Records about charts and figures:
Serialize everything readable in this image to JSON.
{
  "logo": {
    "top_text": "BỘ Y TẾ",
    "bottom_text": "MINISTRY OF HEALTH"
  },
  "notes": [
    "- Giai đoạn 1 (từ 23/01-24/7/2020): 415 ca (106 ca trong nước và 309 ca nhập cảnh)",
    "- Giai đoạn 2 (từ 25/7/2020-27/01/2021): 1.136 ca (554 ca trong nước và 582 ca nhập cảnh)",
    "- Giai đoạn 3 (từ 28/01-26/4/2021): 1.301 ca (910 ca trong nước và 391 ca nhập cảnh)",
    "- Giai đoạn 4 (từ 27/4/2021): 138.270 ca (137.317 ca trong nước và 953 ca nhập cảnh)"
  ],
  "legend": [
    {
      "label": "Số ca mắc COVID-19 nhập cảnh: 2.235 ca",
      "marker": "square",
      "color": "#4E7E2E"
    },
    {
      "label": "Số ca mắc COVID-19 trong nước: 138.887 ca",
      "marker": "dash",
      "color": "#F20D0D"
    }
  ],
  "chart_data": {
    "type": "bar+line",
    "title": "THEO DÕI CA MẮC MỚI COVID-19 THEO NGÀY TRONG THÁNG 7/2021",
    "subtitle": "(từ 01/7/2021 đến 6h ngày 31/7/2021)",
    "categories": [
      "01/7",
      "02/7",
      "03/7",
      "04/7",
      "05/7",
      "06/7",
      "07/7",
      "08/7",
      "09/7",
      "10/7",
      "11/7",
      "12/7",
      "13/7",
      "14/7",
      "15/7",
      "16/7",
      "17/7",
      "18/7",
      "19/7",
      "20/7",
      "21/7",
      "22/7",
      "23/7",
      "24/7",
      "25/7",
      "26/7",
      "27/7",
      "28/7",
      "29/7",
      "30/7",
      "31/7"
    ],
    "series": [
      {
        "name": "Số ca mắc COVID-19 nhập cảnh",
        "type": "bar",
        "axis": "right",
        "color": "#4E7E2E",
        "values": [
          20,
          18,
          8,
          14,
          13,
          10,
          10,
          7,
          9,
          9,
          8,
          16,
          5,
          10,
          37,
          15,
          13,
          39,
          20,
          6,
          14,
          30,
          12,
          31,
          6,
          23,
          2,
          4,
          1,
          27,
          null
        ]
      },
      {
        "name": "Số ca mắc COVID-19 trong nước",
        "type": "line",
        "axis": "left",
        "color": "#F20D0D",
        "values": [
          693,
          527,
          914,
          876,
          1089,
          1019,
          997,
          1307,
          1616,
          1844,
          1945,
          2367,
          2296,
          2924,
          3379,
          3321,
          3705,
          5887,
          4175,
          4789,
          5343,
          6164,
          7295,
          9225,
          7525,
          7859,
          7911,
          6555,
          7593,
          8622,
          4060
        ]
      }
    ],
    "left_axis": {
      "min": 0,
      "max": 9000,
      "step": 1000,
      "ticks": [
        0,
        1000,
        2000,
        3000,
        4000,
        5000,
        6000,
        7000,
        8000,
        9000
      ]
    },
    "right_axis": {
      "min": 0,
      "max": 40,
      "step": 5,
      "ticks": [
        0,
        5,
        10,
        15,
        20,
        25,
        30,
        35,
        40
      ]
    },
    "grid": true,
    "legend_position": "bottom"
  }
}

WHAT YOU WILL DO: Exactly reproduce every line of the records.

REPLY:
Serialize everything readable in this image to JSON.
{
  "logo": {
    "top_text": "BỘ Y TẾ",
    "bottom_text": "MINISTRY OF HEALTH"
  },
  "notes": [
    "- Giai đoạn 1 (từ 23/01-24/7/2020): 415 ca (106 ca trong nước và 309 ca nhập cảnh)",
    "- Giai đoạn 2 (từ 25/7/2020-27/01/2021): 1.136 ca (554 ca trong nước và 582 ca nhập cảnh)",
    "- Giai đoạn 3 (từ 28/01-26/4/2021): 1.301 ca (910 ca trong nước và 391 ca nhập cảnh)",
    "- Giai đoạn 4 (từ 27/4/2021): 138.270 ca (137.317 ca trong nước và 953 ca nhập cảnh)"
  ],
  "legend": [
    {
      "label": "Số ca mắc COVID-19 nhập cảnh: 2.235 ca",
      "marker": "square",
      "color": "#4E7E2E"
    },
    {
      "label": "Số ca mắc COVID-19 trong nước: 138.887 ca",
      "marker": "dash",
      "color": "#F20D0D"
    }
  ],
  "chart_data": {
    "type": "bar+line",
    "title": "THEO DÕI CA MẮC MỚI COVID-19 THEO NGÀY TRONG THÁNG 7/2021",
    "subtitle": "(từ 01/7/2021 đến 6h ngày 31/7/2021)",
    "categories": [
      "01/7",
      "02/7",
      "03/7",
      "04/7",
      "05/7",
      "06/7",
      "07/7",
      "08/7",
      "09/7",
      "10/7",
      "11/7",
      "12/7",
      "13/7",
      "14/7",
      "15/7",
      "16/7",
      "17/7",
      "18/7",
      "19/7",
      "20/7",
      "21/7",
      "22/7",
      "23/7",
      "24/7",
      "25/7",
      "26/7",
      "27/7",
      "28/7",
      "29/7",
      "30/7",
      "31/7"
    ],
    "series": [
      {
        "name": "Số ca mắc COVID-19 nhập cảnh",
        "type": "bar",
        "axis": "right",
        "color": "#4E7E2E",
        "values": [
          20,
          18,
          8,
          14,
          13,
          10,
          10,
          7,
          9,
          9,
          8,
          16,
          5,
          10,
          37,
          15,
          13,
          39,
          20,
          6,
          14,
          30,
          12,
          31,
          6,
          23,
          2,
          4,
          1,
          27,
          null
        ]
      },
      {
        "name": "Số ca mắc COVID-19 trong nước",
        "type": "line",
        "axis": "left",
        "color": "#F20D0D",
        "values": [
          693,
          527,
          914,
          876,
          1089,
          1019,
          997,
          1307,
          1616,
          1844,
          1945,
          2367,
          2296,
          2924,
          3379,
          3321,
          3705,
          5887,
          4175,
          4789,
          5343,
          6164,
          7295,
          9225,
          7525,
          7859,
          7911,
          6555,
          7593,
          8622,
          4060
        ]
      }
    ],
    "left_axis": {
      "min": 0,
      "max": 9000,
      "step": 1000,
      "ticks": [
        0,
        1000,
        2000,
        3000,
        4000,
        5000,
        6000,
        7000,
        8000,
        9000
      ]
    },
    "right_axis": {
      "min": 0,
      "max": 40,
      "step": 5,
      "ticks": [
        0,
        5,
        10,
        15,
        20,
        25,
        30,
        35,
        40
      ]
    },
    "grid": true,
    "legend_position": "bottom"
  }
}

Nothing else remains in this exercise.